[Data extracted from a collection]
------------------------------------------------

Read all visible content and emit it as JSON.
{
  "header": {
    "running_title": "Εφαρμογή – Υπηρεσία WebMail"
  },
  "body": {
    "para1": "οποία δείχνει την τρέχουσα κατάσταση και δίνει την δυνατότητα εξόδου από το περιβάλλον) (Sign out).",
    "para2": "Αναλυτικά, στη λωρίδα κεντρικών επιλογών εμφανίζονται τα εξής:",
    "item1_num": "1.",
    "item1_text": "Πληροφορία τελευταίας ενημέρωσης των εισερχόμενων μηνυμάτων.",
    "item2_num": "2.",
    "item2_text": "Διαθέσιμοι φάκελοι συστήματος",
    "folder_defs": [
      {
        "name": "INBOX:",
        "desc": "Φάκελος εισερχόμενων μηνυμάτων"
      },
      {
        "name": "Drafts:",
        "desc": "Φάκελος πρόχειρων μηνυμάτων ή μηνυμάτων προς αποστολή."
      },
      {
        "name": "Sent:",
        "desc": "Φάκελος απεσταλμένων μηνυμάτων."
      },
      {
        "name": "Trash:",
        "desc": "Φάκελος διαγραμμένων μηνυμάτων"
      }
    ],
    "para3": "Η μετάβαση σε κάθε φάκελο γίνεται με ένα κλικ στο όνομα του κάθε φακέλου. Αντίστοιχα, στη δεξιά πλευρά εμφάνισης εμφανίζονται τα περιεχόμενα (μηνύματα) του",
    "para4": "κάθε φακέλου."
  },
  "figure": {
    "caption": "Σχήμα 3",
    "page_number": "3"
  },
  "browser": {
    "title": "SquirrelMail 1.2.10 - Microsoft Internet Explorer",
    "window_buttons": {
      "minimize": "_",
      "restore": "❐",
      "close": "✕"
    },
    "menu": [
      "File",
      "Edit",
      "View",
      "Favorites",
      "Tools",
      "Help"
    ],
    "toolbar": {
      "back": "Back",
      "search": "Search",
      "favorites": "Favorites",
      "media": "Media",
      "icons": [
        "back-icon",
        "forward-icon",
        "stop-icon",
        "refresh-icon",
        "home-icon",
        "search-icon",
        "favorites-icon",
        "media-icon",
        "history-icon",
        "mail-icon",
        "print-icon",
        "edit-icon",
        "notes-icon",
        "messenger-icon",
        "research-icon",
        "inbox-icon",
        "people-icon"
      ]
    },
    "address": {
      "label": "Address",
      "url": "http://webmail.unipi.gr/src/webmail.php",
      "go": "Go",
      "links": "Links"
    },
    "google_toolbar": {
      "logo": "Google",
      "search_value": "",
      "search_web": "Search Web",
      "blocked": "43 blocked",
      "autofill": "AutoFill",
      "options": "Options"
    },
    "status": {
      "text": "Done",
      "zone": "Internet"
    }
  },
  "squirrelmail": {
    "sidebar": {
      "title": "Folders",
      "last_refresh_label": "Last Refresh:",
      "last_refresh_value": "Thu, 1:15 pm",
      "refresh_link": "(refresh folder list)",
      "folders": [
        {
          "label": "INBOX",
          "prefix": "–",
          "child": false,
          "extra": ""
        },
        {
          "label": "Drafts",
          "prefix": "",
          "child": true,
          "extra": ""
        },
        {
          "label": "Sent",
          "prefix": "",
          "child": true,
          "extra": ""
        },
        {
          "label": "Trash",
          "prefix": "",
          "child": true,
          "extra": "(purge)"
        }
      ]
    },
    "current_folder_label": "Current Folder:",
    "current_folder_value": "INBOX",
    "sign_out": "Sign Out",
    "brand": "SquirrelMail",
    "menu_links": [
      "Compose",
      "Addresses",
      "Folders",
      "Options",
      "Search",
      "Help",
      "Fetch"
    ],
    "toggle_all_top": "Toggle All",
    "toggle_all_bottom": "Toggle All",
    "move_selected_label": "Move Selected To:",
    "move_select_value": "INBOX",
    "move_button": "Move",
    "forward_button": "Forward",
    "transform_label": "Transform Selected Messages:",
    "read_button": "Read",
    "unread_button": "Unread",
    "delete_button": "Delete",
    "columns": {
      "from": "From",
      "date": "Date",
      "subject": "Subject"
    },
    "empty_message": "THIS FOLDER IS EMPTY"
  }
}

------------------------------------------------

[DIRECTIVE]
Each line of the material should be duplicated exactly, please.

[REPLY]
Read all visible content and emit it as JSON.
{
  "header": {
    "running_title": "Εφαρμογή – Υπηρεσία WebMail"
  },
  "body": {
    "para1": "οποία δείχνει την τρέχουσα κατάσταση και δίνει την δυνατότητα εξόδου από το περιβάλλον) (Sign out).",
    "para2": "Αναλυτικά, στη λωρίδα κεντρικών επιλογών εμφανίζονται τα εξής:",
    "item1_num": "1.",
    "item1_text": "Πληροφορία τελευταίας ενημέρωσης των εισερχόμενων μηνυμάτων.",
    "item2_num": "2.",
    "item2_text": "Διαθέσιμοι φάκελοι συστήματος",
    "folder_defs": [
      {
        "name": "INBOX:",
        "desc": "Φάκελος εισερχόμενων μηνυμάτων"
      },
      {
        "name": "Drafts:",
        "desc": "Φάκελος πρόχειρων μηνυμάτων ή μηνυμάτων προς αποστολή."
      },
      {
        "name": "Sent:",
        "desc": "Φάκελος απεσταλμένων μηνυμάτων."
      },
      {
        "name": "Trash:",
        "desc": "Φάκελος διαγραμμένων μηνυμάτων"
      }
    ],
    "para3": "Η μετάβαση σε κάθε φάκελο γίνεται με ένα κλικ στο όνομα του κάθε φακέλου. Αντίστοιχα, στη δεξιά πλευρά εμφάνισης εμφανίζονται τα περιεχόμενα (μηνύματα) του",
    "para4": "κάθε φακέλου."
  },
  "figure": {
    "caption": "Σχήμα 3",
    "page_number": "3"
  },
  "browser": {
    "title": "SquirrelMail 1.2.10 - Microsoft Internet Explorer",
    "window_buttons": {
      "minimize": "_",
      "restore": "❐",
      "close": "✕"
    },
    "menu": [
      "File",
      "Edit",
      "View",
      "Favorites",
      "Tools",
      "Help"
    ],
    "toolbar": {
      "back": "Back",
      "search": "Search",
      "favorites": "Favorites",
      "media": "Media",
      "icons": [
        "back-icon",
        "forward-icon",
        "stop-icon",
        "refresh-icon",
        "home-icon",
        "search-icon",
        "favorites-icon",
        "media-icon",
        "history-icon",
        "mail-icon",
        "print-icon",
        "edit-icon",
        "notes-icon",
        "messenger-icon",
        "research-icon",
        "inbox-icon",
        "people-icon"
      ]
    },
    "address": {
      "label": "Address",
      "url": "http://webmail.unipi.gr/src/webmail.php",
      "go": "Go",
      "links": "Links"
    },
    "google_toolbar": {
      "logo": "Google",
      "search_value": "",
      "search_web": "Search Web",
      "blocked": "43 blocked",
      "autofill": "AutoFill",
      "options": "Options"
    },
    "status": {
      "text": "Done",
      "zone": "Internet"
    }
  },
  "squirrelmail": {
    "sidebar": {
      "title": "Folders",
      "last_refresh_label": "Last Refresh:",
      "last_refresh_value": "Thu, 1:15 pm",
      "refresh_link": "(refresh folder list)",
      "folders": [
        {
          "label": "INBOX",
          "prefix": "–",
          "child": false,
          "extra": ""
        },
        {
          "label": "Drafts",
          "prefix": "",
          "child": true,
          "extra": ""
        },
        {
          "label": "Sent",
          "prefix": "",
          "child": true,
          "extra": ""
        },
        {
          "label": "Trash",
          "prefix": "",
          "child": true,
          "extra": "(purge)"
        }
      ]
    },
    "current_folder_label": "Current Folder:",
    "current_folder_value": "INBOX",
    "sign_out": "Sign Out",
    "brand": "SquirrelMail",
    "menu_links": [
      "Compose",
      "Addresses",
      "Folders",
      "Options",
      "Search",
      "Help",
      "Fetch"
    ],
    "toggle_all_top": "Toggle All",
    "toggle_all_bottom": "Toggle All",
    "move_selected_label": "Move Selected To:",
    "move_select_value": "INBOX",
    "move_button": "Move",
    "forward_button": "Forward",
    "transform_label": "Transform Selected Messages:",
    "read_button": "Read",
    "unread_button": "Unread",
    "delete_button": "Delete",
    "columns": {
      "from": "From",
      "date": "Date",
      "subject": "Subject"
    },
    "empty_message": "THIS FOLDER IS EMPTY"
  }
}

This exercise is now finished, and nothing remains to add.